EXERCISE GOAL
Copy out all lines with the word "Наименование" in them.

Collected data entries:
#####

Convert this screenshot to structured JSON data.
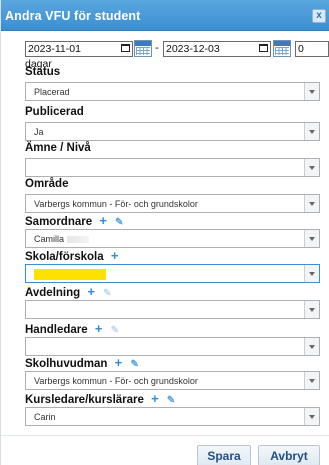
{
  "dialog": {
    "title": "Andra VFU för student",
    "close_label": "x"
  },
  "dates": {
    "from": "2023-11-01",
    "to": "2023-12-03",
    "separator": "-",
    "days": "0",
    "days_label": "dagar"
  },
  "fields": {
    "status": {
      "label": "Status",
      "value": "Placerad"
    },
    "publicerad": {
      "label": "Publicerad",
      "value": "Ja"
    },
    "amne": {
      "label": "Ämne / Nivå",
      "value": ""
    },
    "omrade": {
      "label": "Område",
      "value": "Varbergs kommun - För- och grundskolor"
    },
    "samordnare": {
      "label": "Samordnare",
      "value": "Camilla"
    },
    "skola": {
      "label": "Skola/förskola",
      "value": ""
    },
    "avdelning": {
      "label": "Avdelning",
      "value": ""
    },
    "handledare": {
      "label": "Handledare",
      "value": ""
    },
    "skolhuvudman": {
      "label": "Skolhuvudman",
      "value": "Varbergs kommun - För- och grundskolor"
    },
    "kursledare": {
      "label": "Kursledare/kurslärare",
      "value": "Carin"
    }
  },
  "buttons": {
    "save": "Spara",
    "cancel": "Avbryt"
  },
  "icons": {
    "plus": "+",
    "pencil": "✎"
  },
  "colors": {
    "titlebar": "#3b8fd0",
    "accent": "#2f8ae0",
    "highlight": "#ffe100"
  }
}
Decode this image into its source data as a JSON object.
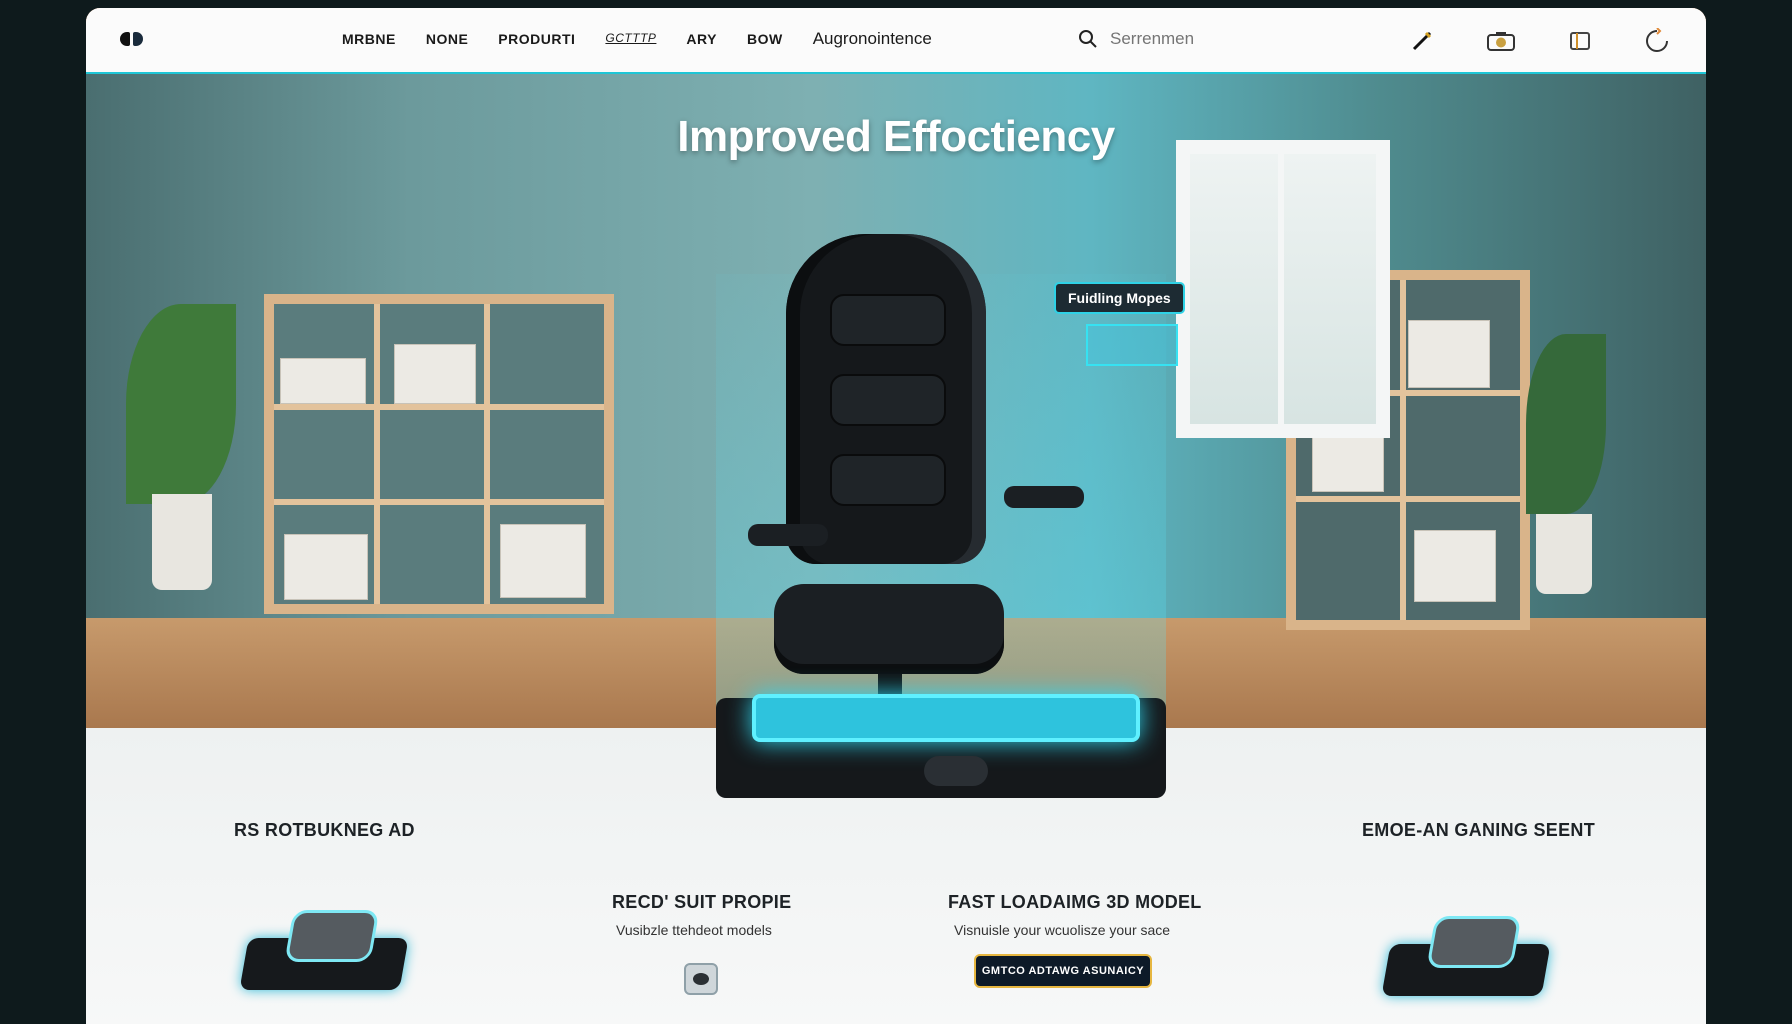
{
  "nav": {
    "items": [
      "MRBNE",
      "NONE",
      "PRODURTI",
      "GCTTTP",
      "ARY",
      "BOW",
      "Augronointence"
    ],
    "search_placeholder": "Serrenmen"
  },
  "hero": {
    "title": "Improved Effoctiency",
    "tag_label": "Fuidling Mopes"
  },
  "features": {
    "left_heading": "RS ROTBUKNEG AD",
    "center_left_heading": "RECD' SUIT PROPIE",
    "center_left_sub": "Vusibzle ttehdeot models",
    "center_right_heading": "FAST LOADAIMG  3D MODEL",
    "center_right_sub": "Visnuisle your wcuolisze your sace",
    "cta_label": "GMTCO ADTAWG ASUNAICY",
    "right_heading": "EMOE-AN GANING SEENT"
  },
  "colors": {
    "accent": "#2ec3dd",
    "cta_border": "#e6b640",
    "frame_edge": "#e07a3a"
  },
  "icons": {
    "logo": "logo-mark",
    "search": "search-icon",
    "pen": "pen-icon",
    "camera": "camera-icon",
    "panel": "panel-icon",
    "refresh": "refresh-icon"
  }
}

#####

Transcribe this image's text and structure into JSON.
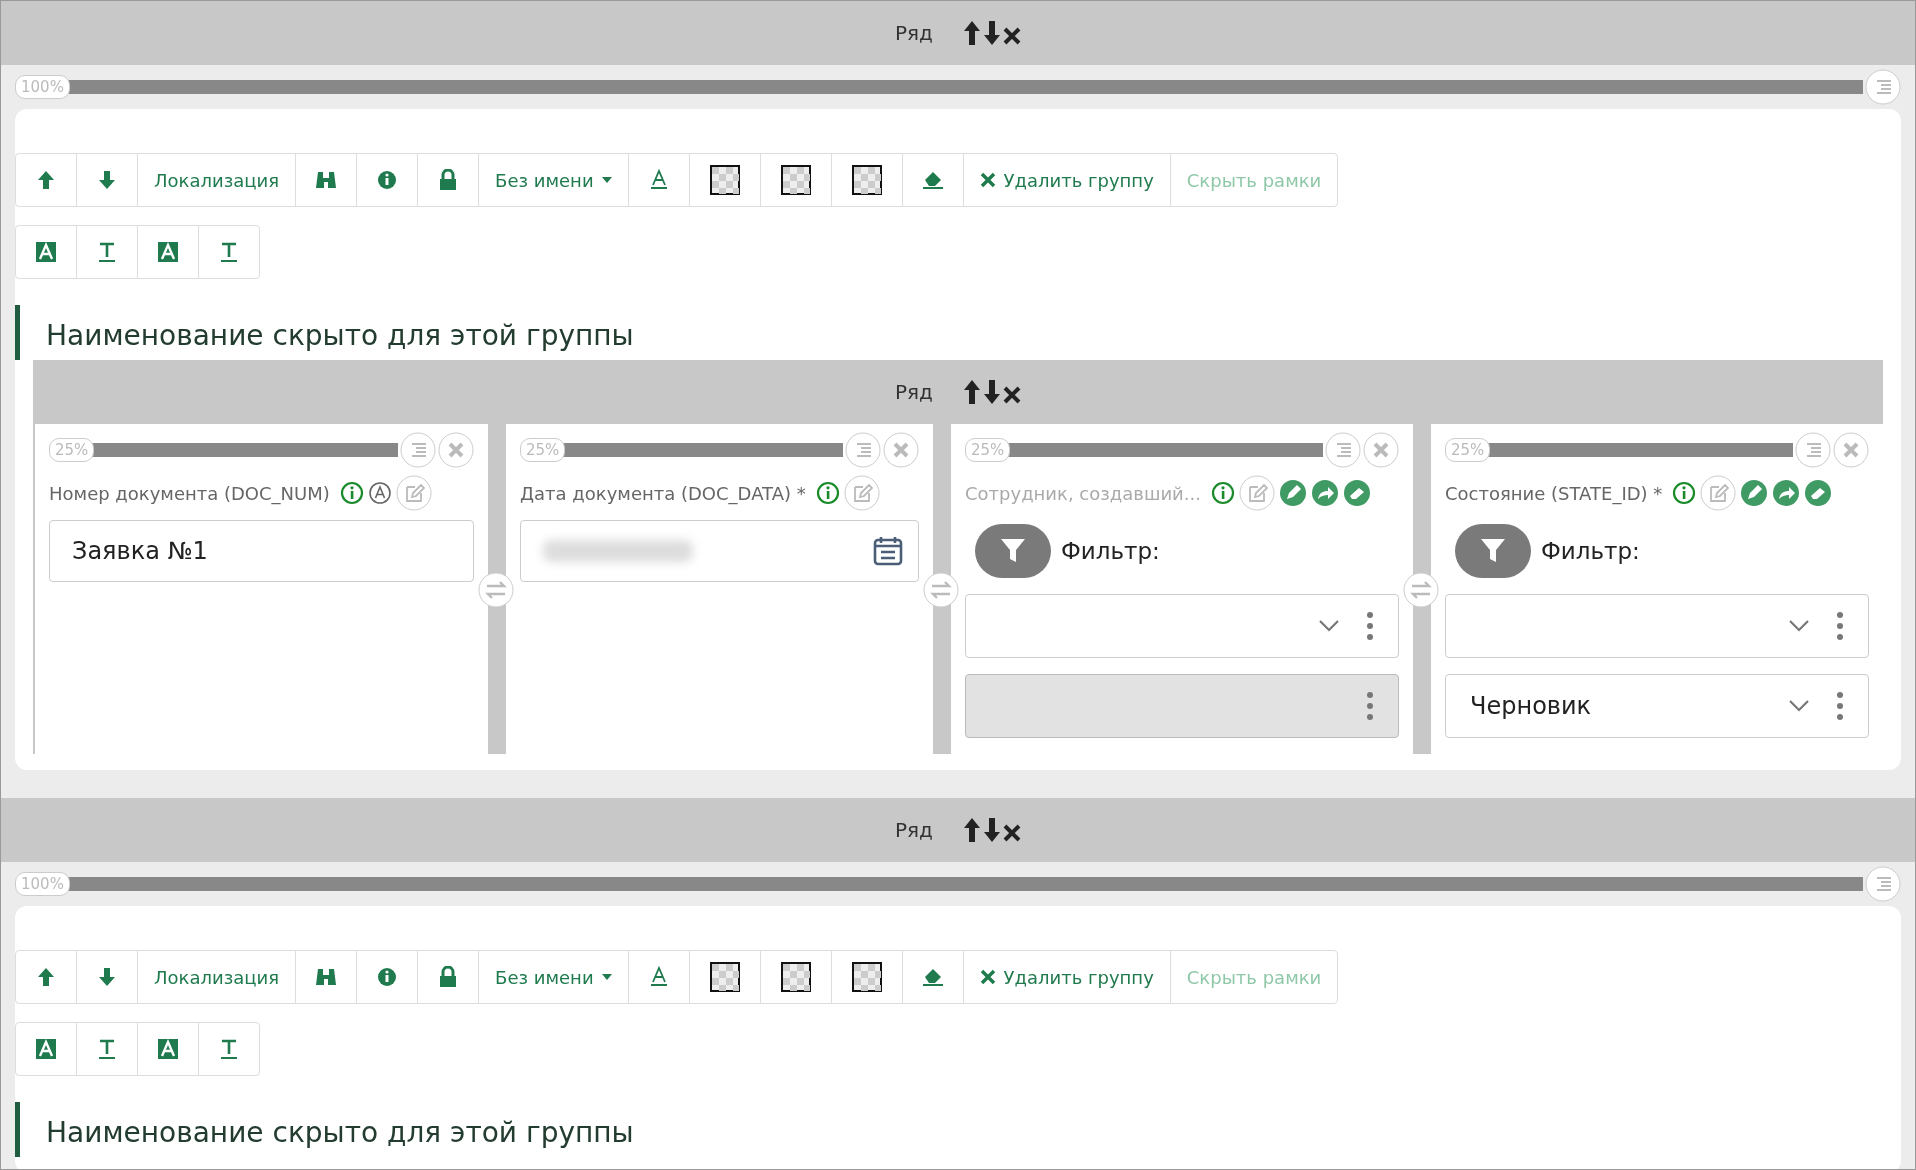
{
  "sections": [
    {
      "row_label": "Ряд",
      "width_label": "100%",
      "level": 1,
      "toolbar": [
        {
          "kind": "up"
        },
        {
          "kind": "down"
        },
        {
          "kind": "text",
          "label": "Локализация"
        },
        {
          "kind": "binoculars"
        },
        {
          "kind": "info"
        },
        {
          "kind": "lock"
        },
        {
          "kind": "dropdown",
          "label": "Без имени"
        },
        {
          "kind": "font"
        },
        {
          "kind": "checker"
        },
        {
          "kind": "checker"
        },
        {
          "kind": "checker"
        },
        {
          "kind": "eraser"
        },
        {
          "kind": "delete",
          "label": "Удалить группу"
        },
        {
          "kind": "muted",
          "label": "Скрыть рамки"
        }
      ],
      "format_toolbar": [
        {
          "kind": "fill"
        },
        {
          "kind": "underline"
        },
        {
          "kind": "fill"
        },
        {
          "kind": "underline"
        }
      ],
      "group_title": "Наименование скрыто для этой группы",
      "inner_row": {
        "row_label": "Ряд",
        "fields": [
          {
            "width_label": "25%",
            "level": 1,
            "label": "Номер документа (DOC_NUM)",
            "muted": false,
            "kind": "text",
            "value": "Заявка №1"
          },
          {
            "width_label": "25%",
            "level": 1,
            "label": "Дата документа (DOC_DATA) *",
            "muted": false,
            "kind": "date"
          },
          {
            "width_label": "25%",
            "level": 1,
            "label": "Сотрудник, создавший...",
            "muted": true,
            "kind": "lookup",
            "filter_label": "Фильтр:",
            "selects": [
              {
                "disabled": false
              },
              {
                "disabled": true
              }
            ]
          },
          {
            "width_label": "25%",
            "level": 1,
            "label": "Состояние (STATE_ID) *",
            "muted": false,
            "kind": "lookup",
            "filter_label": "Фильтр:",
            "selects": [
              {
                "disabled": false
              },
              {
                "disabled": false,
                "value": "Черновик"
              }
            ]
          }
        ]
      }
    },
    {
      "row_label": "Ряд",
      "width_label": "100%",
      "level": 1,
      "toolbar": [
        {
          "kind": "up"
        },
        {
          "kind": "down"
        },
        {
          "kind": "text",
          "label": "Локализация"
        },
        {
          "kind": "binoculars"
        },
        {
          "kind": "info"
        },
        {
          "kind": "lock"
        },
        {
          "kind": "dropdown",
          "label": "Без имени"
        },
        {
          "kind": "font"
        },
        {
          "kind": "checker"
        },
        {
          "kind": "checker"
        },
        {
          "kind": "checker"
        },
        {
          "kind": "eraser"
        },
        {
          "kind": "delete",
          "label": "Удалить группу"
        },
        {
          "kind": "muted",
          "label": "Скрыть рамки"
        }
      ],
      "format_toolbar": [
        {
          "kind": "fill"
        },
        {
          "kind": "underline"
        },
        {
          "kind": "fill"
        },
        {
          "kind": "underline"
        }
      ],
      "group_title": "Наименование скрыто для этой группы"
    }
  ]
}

#####

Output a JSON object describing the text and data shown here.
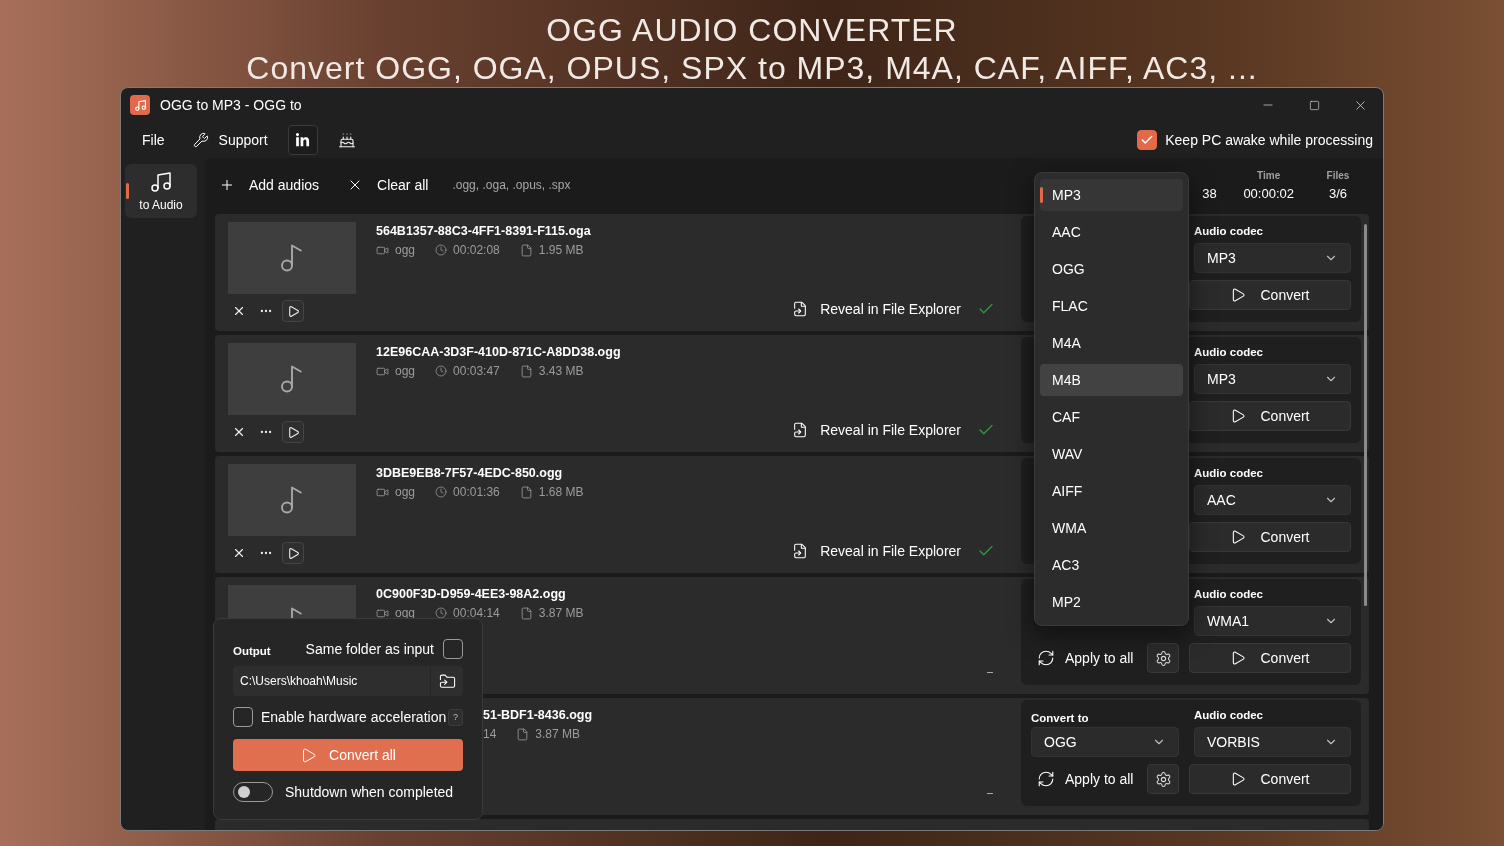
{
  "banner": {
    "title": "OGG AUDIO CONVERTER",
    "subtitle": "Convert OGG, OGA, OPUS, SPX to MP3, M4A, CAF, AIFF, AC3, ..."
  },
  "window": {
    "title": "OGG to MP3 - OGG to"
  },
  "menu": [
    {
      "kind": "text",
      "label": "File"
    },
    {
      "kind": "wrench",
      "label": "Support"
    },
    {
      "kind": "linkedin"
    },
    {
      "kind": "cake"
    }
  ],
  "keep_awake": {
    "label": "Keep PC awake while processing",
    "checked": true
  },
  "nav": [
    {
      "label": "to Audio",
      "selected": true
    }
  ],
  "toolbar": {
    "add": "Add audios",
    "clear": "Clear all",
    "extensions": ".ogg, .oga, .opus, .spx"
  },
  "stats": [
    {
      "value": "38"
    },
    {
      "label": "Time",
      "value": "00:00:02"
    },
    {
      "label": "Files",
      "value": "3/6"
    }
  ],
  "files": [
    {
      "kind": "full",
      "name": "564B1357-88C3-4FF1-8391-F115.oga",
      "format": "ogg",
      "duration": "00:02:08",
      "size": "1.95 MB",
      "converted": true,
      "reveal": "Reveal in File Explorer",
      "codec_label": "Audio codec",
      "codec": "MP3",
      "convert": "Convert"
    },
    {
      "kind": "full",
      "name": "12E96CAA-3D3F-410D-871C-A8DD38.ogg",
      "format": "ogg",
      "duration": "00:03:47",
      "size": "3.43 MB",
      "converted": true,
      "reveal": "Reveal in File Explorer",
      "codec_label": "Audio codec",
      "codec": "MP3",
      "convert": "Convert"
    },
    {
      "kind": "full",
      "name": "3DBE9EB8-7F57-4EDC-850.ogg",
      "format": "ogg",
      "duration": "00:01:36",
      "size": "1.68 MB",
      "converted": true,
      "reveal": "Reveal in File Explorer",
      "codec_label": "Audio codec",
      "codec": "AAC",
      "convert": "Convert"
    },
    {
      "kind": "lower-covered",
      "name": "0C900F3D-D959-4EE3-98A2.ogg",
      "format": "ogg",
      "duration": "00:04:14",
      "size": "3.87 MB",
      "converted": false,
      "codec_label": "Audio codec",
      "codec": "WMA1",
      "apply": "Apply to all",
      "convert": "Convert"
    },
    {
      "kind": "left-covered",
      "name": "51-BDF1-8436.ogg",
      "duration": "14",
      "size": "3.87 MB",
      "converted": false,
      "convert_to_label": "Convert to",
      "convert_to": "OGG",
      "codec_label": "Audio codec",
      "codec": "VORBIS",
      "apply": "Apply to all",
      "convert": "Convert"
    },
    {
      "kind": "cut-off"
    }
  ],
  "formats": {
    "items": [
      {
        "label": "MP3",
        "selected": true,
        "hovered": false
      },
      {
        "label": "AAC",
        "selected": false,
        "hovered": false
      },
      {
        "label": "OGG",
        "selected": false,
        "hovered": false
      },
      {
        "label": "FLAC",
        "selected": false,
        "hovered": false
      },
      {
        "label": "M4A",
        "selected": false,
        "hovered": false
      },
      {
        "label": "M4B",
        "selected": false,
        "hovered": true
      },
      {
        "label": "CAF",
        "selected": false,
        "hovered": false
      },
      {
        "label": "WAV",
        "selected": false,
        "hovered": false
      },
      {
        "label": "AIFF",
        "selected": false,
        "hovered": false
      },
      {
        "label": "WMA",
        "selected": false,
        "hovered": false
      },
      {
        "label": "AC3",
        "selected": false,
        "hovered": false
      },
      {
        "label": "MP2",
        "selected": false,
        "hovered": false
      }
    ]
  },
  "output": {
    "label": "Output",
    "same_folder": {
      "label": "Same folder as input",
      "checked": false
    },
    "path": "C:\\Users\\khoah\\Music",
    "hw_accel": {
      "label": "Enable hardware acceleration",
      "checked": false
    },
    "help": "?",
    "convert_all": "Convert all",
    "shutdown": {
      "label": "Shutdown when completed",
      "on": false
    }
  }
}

#####

COMPLETE RESPONSE
      "group_title": "Наименование скрыто для этой группы",
      "group_title": "Наименование скрыто для этой группы"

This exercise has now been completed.